Exercise goal: Extract every line of the data below that contains the string "menu".

Dataset content:
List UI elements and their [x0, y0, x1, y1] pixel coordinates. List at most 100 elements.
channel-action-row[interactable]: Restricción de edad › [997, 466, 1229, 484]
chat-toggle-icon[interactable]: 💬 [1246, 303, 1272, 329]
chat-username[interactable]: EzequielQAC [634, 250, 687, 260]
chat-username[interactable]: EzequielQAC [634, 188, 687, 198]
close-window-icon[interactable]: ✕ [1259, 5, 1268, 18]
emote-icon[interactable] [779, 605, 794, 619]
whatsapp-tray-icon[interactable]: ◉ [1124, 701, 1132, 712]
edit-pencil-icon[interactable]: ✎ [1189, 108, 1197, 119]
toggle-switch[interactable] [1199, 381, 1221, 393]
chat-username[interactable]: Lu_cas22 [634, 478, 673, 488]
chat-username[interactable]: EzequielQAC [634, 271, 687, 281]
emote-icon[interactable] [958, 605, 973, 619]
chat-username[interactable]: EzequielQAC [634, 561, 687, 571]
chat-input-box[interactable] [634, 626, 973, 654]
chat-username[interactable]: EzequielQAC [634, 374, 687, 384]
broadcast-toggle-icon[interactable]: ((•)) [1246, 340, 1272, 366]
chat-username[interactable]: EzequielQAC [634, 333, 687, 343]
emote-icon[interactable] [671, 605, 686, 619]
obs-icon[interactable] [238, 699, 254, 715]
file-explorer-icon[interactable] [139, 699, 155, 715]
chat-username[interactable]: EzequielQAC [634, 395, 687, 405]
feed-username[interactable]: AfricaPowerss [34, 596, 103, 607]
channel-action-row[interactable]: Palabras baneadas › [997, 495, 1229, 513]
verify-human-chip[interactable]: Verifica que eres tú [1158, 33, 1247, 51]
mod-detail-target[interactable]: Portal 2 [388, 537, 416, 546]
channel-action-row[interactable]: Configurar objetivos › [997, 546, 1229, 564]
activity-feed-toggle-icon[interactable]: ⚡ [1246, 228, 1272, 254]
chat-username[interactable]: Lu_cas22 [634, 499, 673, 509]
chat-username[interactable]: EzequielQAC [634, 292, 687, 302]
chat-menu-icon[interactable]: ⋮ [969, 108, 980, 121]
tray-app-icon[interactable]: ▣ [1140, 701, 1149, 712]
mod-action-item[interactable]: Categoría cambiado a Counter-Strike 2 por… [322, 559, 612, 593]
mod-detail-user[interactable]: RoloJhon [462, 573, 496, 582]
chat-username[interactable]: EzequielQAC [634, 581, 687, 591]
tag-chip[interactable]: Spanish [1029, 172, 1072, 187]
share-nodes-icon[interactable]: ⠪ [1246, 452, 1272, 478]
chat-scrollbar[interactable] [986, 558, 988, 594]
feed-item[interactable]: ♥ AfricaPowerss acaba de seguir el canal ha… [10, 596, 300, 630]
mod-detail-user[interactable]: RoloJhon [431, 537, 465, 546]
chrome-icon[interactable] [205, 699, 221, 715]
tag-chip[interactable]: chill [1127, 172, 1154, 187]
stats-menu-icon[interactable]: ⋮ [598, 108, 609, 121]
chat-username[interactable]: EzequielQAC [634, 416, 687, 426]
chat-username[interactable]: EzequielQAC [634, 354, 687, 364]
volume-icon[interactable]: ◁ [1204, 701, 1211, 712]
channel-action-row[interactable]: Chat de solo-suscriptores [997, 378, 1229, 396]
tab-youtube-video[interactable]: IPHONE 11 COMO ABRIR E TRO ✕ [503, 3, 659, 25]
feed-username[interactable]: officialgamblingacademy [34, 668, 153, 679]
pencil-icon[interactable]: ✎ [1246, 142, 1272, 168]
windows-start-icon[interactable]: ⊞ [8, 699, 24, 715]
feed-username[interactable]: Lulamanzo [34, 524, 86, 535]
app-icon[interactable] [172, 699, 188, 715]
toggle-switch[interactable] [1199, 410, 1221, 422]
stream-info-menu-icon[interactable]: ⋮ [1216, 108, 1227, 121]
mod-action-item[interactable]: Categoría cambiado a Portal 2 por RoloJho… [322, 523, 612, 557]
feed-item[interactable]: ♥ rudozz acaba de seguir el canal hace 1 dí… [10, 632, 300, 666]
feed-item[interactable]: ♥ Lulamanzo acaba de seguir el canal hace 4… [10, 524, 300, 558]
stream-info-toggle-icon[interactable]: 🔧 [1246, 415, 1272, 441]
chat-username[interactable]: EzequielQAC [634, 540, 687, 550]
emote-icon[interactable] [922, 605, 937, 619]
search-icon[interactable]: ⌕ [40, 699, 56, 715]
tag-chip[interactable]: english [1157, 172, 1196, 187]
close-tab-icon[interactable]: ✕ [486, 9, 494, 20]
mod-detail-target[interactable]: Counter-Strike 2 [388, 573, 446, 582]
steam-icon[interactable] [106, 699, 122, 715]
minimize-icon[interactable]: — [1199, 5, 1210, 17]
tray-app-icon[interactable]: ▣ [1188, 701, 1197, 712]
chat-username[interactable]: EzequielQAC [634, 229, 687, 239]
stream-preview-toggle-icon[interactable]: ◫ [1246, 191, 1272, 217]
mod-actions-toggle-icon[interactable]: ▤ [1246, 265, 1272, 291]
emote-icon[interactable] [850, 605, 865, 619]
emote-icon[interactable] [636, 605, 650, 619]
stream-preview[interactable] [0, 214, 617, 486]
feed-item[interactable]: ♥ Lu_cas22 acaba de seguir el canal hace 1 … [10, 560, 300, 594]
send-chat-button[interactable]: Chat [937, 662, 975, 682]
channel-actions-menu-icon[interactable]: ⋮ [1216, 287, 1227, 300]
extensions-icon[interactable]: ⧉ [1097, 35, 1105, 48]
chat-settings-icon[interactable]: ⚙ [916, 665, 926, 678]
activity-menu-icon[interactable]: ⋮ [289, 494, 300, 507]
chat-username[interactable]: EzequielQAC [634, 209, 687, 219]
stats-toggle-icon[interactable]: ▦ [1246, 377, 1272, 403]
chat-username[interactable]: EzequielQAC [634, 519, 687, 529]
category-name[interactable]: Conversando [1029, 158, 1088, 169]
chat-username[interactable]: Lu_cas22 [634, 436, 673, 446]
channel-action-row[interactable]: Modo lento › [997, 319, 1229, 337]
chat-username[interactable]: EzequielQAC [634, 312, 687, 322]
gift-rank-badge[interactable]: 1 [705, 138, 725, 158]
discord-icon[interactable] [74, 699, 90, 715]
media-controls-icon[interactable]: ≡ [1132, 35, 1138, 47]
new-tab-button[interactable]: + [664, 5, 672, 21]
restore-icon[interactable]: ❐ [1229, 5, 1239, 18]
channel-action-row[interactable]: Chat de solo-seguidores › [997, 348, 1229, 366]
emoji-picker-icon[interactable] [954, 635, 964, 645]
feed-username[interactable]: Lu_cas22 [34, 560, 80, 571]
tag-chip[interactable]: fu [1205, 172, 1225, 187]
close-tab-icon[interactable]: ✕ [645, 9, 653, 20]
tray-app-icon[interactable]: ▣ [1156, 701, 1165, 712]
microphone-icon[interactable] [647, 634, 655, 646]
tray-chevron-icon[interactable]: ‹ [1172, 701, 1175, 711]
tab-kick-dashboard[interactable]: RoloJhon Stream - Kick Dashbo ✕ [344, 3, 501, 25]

Answer to the exercise:
chat-menu-icon[interactable]: ⋮ [969, 108, 980, 121]
stats-menu-icon[interactable]: ⋮ [598, 108, 609, 121]
stream-info-menu-icon[interactable]: ⋮ [1216, 108, 1227, 121]
channel-actions-menu-icon[interactable]: ⋮ [1216, 287, 1227, 300]
activity-menu-icon[interactable]: ⋮ [289, 494, 300, 507]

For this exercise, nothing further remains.